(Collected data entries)

☆ ☆ ☆ ☆ ☆ ☆ ☆

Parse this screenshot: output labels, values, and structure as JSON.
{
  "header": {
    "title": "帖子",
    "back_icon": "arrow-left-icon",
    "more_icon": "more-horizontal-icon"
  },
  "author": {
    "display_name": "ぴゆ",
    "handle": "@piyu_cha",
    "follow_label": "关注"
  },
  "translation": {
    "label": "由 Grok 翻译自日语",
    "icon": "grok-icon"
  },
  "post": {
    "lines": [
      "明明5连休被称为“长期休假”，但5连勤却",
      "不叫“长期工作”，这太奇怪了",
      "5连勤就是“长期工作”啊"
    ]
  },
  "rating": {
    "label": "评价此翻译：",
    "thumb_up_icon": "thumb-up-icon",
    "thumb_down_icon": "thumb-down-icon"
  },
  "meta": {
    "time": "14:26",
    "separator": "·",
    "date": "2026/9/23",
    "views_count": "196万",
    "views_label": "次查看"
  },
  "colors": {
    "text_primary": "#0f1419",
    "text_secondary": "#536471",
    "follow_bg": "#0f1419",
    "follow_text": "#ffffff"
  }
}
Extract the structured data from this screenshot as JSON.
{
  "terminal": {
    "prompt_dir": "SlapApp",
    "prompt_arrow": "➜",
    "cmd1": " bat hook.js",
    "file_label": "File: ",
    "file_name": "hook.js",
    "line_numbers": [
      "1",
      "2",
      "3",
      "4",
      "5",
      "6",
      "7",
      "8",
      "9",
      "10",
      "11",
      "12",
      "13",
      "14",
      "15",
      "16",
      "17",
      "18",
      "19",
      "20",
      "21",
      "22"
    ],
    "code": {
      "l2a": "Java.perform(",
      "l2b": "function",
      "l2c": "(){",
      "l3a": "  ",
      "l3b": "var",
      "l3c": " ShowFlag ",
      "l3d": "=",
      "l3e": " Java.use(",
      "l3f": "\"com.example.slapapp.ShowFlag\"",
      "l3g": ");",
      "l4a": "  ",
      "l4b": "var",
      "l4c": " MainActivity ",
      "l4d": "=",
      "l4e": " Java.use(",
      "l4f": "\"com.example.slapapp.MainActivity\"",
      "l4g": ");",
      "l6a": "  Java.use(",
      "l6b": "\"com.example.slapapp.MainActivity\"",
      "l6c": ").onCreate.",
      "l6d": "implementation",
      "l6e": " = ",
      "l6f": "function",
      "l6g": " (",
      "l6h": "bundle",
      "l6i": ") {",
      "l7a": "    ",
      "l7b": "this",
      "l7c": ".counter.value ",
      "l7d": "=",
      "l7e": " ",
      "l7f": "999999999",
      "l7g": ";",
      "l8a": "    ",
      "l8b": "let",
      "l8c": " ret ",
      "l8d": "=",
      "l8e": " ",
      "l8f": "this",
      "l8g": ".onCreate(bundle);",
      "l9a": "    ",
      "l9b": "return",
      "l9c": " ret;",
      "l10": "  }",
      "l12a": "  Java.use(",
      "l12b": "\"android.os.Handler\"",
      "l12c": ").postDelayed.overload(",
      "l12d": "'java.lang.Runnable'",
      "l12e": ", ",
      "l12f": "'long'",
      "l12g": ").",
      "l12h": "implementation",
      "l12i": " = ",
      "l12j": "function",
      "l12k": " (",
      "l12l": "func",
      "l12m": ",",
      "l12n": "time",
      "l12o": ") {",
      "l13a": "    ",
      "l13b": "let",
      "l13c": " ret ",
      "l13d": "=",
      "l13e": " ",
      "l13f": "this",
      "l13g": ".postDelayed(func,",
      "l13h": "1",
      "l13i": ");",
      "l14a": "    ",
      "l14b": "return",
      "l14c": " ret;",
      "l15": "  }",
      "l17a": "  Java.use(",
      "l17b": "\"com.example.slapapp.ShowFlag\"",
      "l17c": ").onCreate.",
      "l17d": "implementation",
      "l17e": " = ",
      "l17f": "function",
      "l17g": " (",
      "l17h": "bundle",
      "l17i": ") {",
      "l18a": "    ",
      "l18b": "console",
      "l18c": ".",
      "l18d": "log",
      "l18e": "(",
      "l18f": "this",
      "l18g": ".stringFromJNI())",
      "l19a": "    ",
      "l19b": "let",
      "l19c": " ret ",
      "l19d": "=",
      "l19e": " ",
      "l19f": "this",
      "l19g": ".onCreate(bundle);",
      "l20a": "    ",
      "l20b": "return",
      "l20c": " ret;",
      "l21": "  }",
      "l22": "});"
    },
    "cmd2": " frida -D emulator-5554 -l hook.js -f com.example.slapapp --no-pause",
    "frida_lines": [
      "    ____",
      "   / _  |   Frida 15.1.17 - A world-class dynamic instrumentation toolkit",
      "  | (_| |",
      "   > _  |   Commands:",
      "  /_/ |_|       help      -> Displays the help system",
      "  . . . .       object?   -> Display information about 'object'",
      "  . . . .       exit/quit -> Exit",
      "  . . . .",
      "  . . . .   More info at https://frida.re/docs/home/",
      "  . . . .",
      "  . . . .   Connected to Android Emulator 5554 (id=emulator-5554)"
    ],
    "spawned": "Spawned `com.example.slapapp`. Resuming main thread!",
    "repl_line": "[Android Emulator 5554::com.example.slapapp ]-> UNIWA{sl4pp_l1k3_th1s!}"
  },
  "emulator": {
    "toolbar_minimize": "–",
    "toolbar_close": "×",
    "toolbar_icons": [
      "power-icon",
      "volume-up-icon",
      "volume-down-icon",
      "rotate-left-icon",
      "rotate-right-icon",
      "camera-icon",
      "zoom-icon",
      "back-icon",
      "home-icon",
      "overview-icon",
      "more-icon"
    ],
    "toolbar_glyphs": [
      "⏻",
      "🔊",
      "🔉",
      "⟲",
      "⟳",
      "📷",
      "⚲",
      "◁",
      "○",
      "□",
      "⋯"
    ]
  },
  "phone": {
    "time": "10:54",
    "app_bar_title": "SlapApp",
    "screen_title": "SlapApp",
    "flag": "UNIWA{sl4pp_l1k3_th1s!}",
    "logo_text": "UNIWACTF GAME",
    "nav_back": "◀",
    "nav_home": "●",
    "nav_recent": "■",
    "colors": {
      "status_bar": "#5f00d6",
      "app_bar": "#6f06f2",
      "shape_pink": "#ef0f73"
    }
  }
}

☆ ☆ ☆ ☆ ☆ ☆ ☆

Requirement: Copy the lines from the entries above in which the word "ShowFlag" appears.

Exercise response:
      "l3c": " ShowFlag ",
      "l3f": "\"com.example.slapapp.ShowFlag\"",
      "l17b": "\"com.example.slapapp.ShowFlag\"",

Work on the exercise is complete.